TASK: Show every line that has the string "Days" in it.

Data items
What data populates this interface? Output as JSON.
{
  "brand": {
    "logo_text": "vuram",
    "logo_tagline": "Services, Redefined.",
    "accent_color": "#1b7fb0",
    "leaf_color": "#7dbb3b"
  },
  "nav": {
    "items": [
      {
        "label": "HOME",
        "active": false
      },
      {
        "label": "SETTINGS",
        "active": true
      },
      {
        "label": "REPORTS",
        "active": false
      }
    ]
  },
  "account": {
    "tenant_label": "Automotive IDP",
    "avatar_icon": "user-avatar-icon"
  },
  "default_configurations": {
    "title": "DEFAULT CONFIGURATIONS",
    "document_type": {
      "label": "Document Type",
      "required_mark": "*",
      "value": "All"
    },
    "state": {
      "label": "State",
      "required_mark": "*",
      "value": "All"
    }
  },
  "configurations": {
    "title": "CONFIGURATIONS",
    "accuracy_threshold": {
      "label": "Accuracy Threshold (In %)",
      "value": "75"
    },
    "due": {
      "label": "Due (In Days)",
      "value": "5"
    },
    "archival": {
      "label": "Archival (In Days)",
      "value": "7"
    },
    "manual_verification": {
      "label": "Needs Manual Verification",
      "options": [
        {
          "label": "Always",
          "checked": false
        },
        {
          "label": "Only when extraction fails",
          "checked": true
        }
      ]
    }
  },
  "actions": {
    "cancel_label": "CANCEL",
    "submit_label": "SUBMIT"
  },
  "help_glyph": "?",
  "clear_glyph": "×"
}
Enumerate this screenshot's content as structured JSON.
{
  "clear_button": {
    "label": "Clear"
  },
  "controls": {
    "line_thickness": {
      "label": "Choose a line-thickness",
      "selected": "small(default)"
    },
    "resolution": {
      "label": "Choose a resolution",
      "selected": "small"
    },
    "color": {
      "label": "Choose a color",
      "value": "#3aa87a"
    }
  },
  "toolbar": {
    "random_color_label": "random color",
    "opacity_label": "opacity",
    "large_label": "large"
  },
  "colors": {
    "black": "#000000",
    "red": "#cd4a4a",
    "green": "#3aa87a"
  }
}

EXERCISE OUTPUT:
      "label": "Due (In Days)",
      "label": "Archival (In Days)",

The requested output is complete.